----- Available data

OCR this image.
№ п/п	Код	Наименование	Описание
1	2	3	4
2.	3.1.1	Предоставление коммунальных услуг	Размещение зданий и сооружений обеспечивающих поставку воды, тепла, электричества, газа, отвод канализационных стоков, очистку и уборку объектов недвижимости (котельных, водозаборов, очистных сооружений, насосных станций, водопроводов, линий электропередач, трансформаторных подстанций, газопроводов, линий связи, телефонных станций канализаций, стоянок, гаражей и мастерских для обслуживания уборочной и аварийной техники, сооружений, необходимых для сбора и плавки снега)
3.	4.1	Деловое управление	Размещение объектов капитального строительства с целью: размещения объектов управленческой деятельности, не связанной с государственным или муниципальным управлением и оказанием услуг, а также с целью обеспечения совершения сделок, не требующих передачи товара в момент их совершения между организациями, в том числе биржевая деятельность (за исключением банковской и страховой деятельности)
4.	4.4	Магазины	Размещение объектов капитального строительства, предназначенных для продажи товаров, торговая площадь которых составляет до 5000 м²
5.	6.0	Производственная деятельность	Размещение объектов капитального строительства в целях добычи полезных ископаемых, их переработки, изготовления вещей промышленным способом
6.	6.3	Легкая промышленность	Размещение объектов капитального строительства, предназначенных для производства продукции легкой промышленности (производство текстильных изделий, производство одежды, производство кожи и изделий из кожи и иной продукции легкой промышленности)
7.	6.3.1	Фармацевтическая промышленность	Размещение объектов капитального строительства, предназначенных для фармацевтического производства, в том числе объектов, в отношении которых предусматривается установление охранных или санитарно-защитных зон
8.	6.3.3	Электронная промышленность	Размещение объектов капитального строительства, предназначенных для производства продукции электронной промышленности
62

----------

• [To be done]:
Nothing should be left out: return all of the records exactly.

• [Full output]:
OCR this image.
№ п/п	Код	Наименование	Описание
1	2	3	4
2.	3.1.1	Предоставление коммунальных услуг	Размещение зданий и сооружений обеспечивающих поставку воды, тепла, электричества, газа, отвод канализационных стоков, очистку и уборку объектов недвижимости (котельных, водозаборов, очистных сооружений, насосных станций, водопроводов, линий электропередач, трансформаторных подстанций, газопроводов, линий связи, телефонных станций канализаций, стоянок, гаражей и мастерских для обслуживания уборочной и аварийной техники, сооружений, необходимых для сбора и плавки снега)
3.	4.1	Деловое управление	Размещение объектов капитального строительства с целью: размещения объектов управленческой деятельности, не связанной с государственным или муниципальным управлением и оказанием услуг, а также с целью обеспечения совершения сделок, не требующих передачи товара в момент их совершения между организациями, в том числе биржевая деятельность (за исключением банковской и страховой деятельности)
4.	4.4	Магазины	Размещение объектов капитального строительства, предназначенных для продажи товаров, торговая площадь которых составляет до 5000 м²
5.	6.0	Производственная деятельность	Размещение объектов капитального строительства в целях добычи полезных ископаемых, их переработки, изготовления вещей промышленным способом
6.	6.3	Легкая промышленность	Размещение объектов капитального строительства, предназначенных для производства продукции легкой промышленности (производство текстильных изделий, производство одежды, производство кожи и изделий из кожи и иной продукции легкой промышленности)
7.	6.3.1	Фармацевтическая промышленность	Размещение объектов капитального строительства, предназначенных для фармацевтического производства, в том числе объектов, в отношении которых предусматривается установление охранных или санитарно-защитных зон
8.	6.3.3	Электронная промышленность	Размещение объектов капитального строительства, предназначенных для производства продукции электронной промышленности
62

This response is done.